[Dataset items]

· · · · · · ·

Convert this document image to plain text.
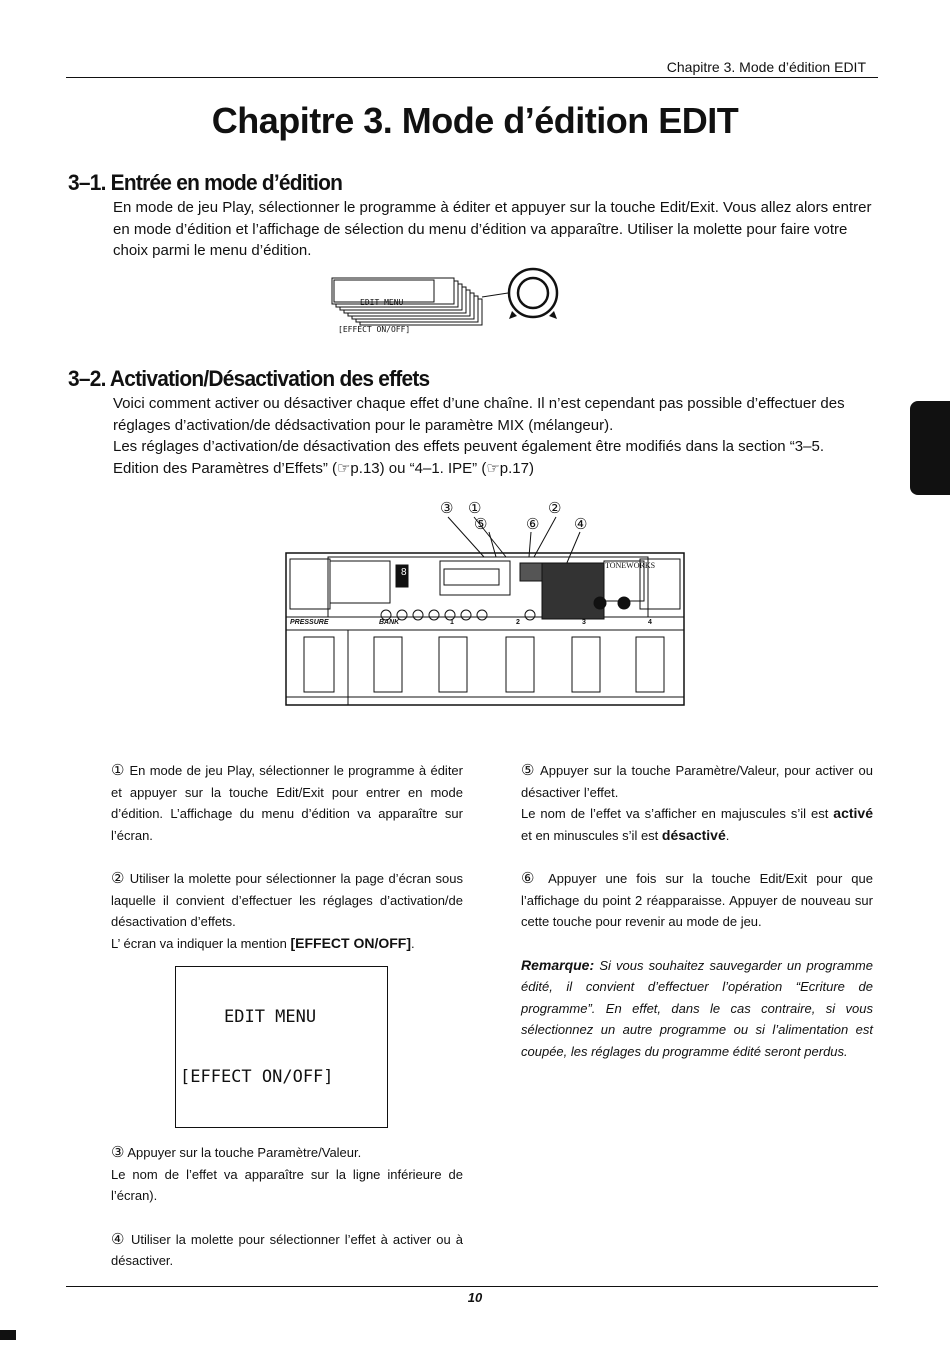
Chapitre 3. Mode d’édition EDIT
Chapitre 3. Mode d’édition EDIT
3–1. Entrée en mode d’édition
En mode de jeu Play, sélectionner le programme à éditer et appuyer sur la touche Edit/Exit. Vous allez alors entrer en mode d’édition et l’affichage de sélection du menu d’édition va apparaître. Utiliser la molette pour faire votre choix parmi le menu d’édition.

EDIT MENU

[EFFECT ON/OFF]

3–2. Activation/Désactivation des effets
Voici comment activer ou désactiver chaque effet d’une chaîne. Il n’est cependant pas possible d’effectuer des réglages d’activation/de dédsactivation pour le paramètre MIX (mélangeur).
Les réglages d’activation/de désactivation des effets peuvent également être modifiés dans la section “3–5. Edition des Paramètres d’Effets” (☞p.13) ou “4–1. IPE” (☞p.17)
③ ①	②
⑤	⑥ ④
8
TONEWORKS
PRESSURE	BANK	1	2	3	4

① En mode de jeu Play, sélectionner le programme à éditer et appuyer sur la touche Edit/Exit pour entrer en mode d’édition. L’affichage du menu d’édition va apparaître sur l’écran.

② Utiliser la molette pour sélectionner la page d’écran sous laquelle il convient d’effectuer les réglages d’activation/de désactivation d’effets.

L’ écran va indiquer la mention [EFFECT ON/OFF].

EDIT MENU

[EFFECT ON/OFF]

③ Appuyer sur la touche Paramètre/Valeur.

Le nom de l’effet va apparaître sur la ligne inférieure de l’écran).

④ Utiliser la molette pour sélectionner l’effet à activer ou à désactiver.

⑤ Appuyer sur la touche Paramètre/Valeur, pour activer ou désactiver l’effet.

Le nom de l’effet va s’afficher en majuscules s’il est activé et en minuscules s’il est désactivé.

⑥ Appuyer une fois sur la touche Edit/Exit pour que l’affichage du point 2 réapparaisse. Appuyer de nouveau sur cette touche pour revenir au mode de jeu.

Remarque: Si vous souhaitez sauvegarder un programme édité, il convient d’effectuer l’opération “Ecriture de programme”. En effet, dans le cas contraire, si vous sélectionnez un autre programme ou si l’alimentation est coupée, les réglages du programme édité seront perdus.

10
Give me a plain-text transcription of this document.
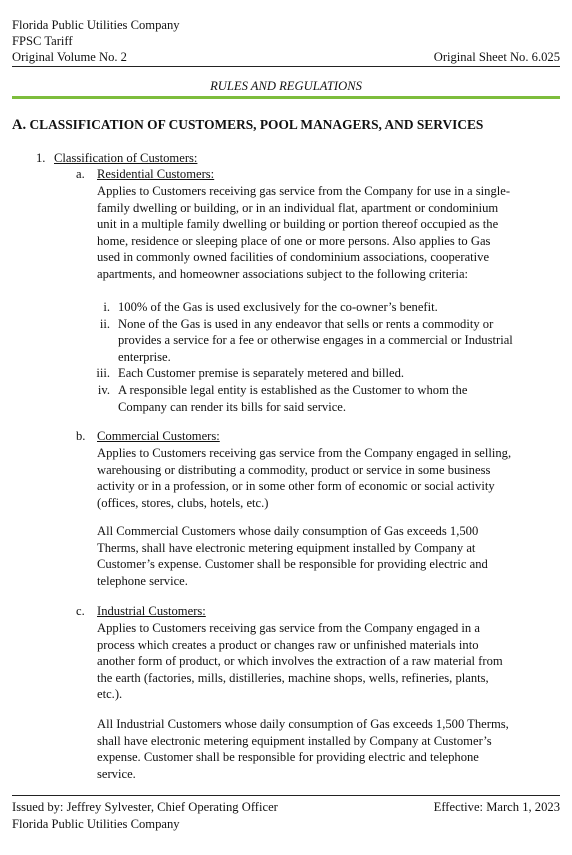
Florida Public Utilities Company
FPSC Tariff
Original Volume No. 2	Original Sheet No. 6.025
RULES AND REGULATIONS
A. CLASSIFICATION OF CUSTOMERS, POOL MANAGERS, AND SERVICES
1. Classification of Customers:
a. Residential Customers:
Applies to Customers receiving gas service from the Company for use in a single-
family dwelling or building, or in an individual flat, apartment or condominium
unit in a multiple family dwelling or building or portion thereof occupied as the
home, residence or sleeping place of one or more persons. Also applies to Gas
used in commonly owned facilities of condominium associations, cooperative
apartments, and homeowner associations subject to the following criteria:
i. 100% of the Gas is used exclusively for the co-owner’s benefit.
ii. None of the Gas is used in any endeavor that sells or rents a commodity or
provides a service for a fee or otherwise engages in a commercial or Industrial
enterprise.
iii. Each Customer premise is separately metered and billed.
iv. A responsible legal entity is established as the Customer to whom the
Company can render its bills for said service.
b. Commercial Customers:
Applies to Customers receiving gas service from the Company engaged in selling,
warehousing or distributing a commodity, product or service in some business
activity or in a profession, or in some other form of economic or social activity
(offices, stores, clubs, hotels, etc.)
All Commercial Customers whose daily consumption of Gas exceeds 1,500
Therms, shall have electronic metering equipment installed by Company at
Customer’s expense. Customer shall be responsible for providing electric and
telephone service.
c. Industrial Customers:
Applies to Customers receiving gas service from the Company engaged in a
process which creates a product or changes raw or unfinished materials into
another form of product, or which involves the extraction of a raw material from
the earth (factories, mills, distilleries, machine shops, wells, refineries, plants,
etc.).
All Industrial Customers whose daily consumption of Gas exceeds 1,500 Therms,
shall have electronic metering equipment installed by Company at Customer’s
expense. Customer shall be responsible for providing electric and telephone
service.
Issued by: Jeffrey Sylvester, Chief Operating Officer	Effective: March 1, 2023
Florida Public Utilities Company
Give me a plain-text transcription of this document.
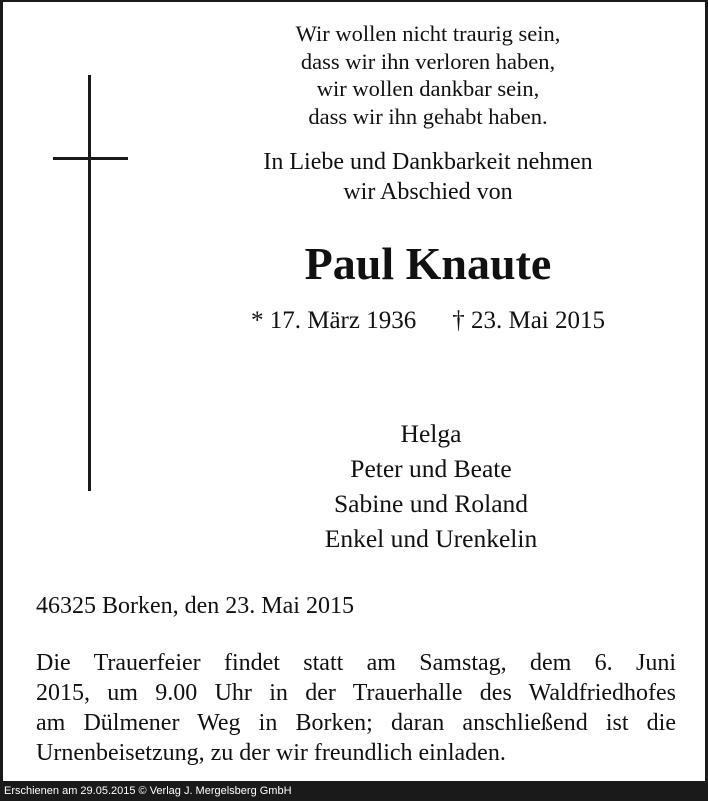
Wir wollen nicht traurig sein,
dass wir ihn verloren haben,
wir wollen dankbar sein,
dass wir ihn gehabt haben.
In Liebe und Dankbarkeit nehmen
wir Abschied von
Paul Knaute
* 17. März 1936 † 23. Mai 2015
Helga
Peter und Beate
Sabine und Roland
Enkel und Urenkelin
46325 Borken, den 23. Mai 2015
Die Trauerfeier findet statt am Samstag, dem 6. Juni
2015, um 9.00 Uhr in der Trauerhalle des Waldfriedhofes
am Dülmener Weg in Borken; daran anschließend ist die
Urnenbeisetzung, zu der wir freundlich einladen.
Erschienen am 29.05.2015 © Verlag J. Mergelsberg GmbH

· · · · · · ·

=== SET TASK ===
Transcribe the whole listing exactly. Pictures are excluded.

=== RESULT BELOW ===
Convert this document image to plain text.
Chapitre 3. Mode d’édition EDIT
Chapitre 3. Mode d’édition EDIT
3–1. Entrée en mode d’édition
En mode de jeu Play, sélectionner le programme à éditer et appuyer sur la touche Edit/Exit. Vous allez alors entrer en mode d’édition et l’affichage de sélection du menu d’édition va apparaître. Utiliser la molette pour faire votre choix parmi le menu d’édition.

EDIT MENU

[EFFECT ON/OFF]

3–2. Activation/Désactivation des effets
Voici comment activer ou désactiver chaque effet d’une chaîne. Il n’est cependant pas possible d’effectuer des réglages d’activation/de dédsactivation pour le paramètre MIX (mélangeur).
Les réglages d’activation/de désactivation des effets peuvent également être modifiés dans la section “3–5. Edition des Paramètres d’Effets” (☞p.13) ou “4–1. IPE” (☞p.17)
③ ①	②
⑤	⑥ ④
8
TONEWORKS
PRESSURE	BANK	1	2	3	4

① En mode de jeu Play, sélectionner le programme à éditer et appuyer sur la touche Edit/Exit pour entrer en mode d’édition. L’affichage du menu d’édition va apparaître sur l’écran.

② Utiliser la molette pour sélectionner la page d’écran sous laquelle il convient d’effectuer les réglages d’activation/de désactivation d’effets.

L’ écran va indiquer la mention [EFFECT ON/OFF].

EDIT MENU

[EFFECT ON/OFF]

③ Appuyer sur la touche Paramètre/Valeur.

Le nom de l’effet va apparaître sur la ligne inférieure de l’écran).

④ Utiliser la molette pour sélectionner l’effet à activer ou à désactiver.

⑤ Appuyer sur la touche Paramètre/Valeur, pour activer ou désactiver l’effet.

Le nom de l’effet va s’afficher en majuscules s’il est activé et en minuscules s’il est désactivé.

⑥ Appuyer une fois sur la touche Edit/Exit pour que l’affichage du point 2 réapparaisse. Appuyer de nouveau sur cette touche pour revenir au mode de jeu.

Remarque: Si vous souhaitez sauvegarder un programme édité, il convient d’effectuer l’opération “Ecriture de programme”. En effet, dans le cas contraire, si vous sélectionnez un autre programme ou si l’alimentation est coupée, les réglages du programme édité seront perdus.

10
Give me a plain-text transcription of this document.
Florida Public Utilities Company
FPSC Tariff
Original Volume No. 2	Original Sheet No. 6.025
RULES AND REGULATIONS
A. CLASSIFICATION OF CUSTOMERS, POOL MANAGERS, AND SERVICES
1. Classification of Customers:
a. Residential Customers:
Applies to Customers receiving gas service from the Company for use in a single-
family dwelling or building, or in an individual flat, apartment or condominium
unit in a multiple family dwelling or building or portion thereof occupied as the
home, residence or sleeping place of one or more persons. Also applies to Gas
used in commonly owned facilities of condominium associations, cooperative
apartments, and homeowner associations subject to the following criteria:
i. 100% of the Gas is used exclusively for the co-owner’s benefit.
ii. None of the Gas is used in any endeavor that sells or rents a commodity or
provides a service for a fee or otherwise engages in a commercial or Industrial
enterprise.
iii. Each Customer premise is separately metered and billed.
iv. A responsible legal entity is established as the Customer to whom the
Company can render its bills for said service.
b. Commercial Customers:
Applies to Customers receiving gas service from the Company engaged in selling,
warehousing or distributing a commodity, product or service in some business
activity or in a profession, or in some other form of economic or social activity
(offices, stores, clubs, hotels, etc.)
All Commercial Customers whose daily consumption of Gas exceeds 1,500
Therms, shall have electronic metering equipment installed by Company at
Customer’s expense. Customer shall be responsible for providing electric and
telephone service.
c. Industrial Customers:
Applies to Customers receiving gas service from the Company engaged in a
process which creates a product or changes raw or unfinished materials into
another form of product, or which involves the extraction of a raw material from
the earth (factories, mills, distilleries, machine shops, wells, refineries, plants,
etc.).
All Industrial Customers whose daily consumption of Gas exceeds 1,500 Therms,
shall have electronic metering equipment installed by Company at Customer’s
expense. Customer shall be responsible for providing electric and telephone
service.
Issued by: Jeffrey Sylvester, Chief Operating Officer	Effective: March 1, 2023
Florida Public Utilities Company
Give me a plain-text transcription of this document.
Wir wollen nicht traurig sein,
dass wir ihn verloren haben,
wir wollen dankbar sein,
dass wir ihn gehabt haben.
In Liebe und Dankbarkeit nehmen
wir Abschied von
Paul Knaute
* 17. März 1936 † 23. Mai 2015
Helga
Peter und Beate
Sabine und Roland
Enkel und Urenkelin
46325 Borken, den 23. Mai 2015
Die Trauerfeier findet statt am Samstag, dem 6. Juni
2015, um 9.00 Uhr in der Trauerhalle des Waldfriedhofes
am Dülmener Weg in Borken; daran anschließend ist die
Urnenbeisetzung, zu der wir freundlich einladen.
Erschienen am 29.05.2015 © Verlag J. Mergelsberg GmbH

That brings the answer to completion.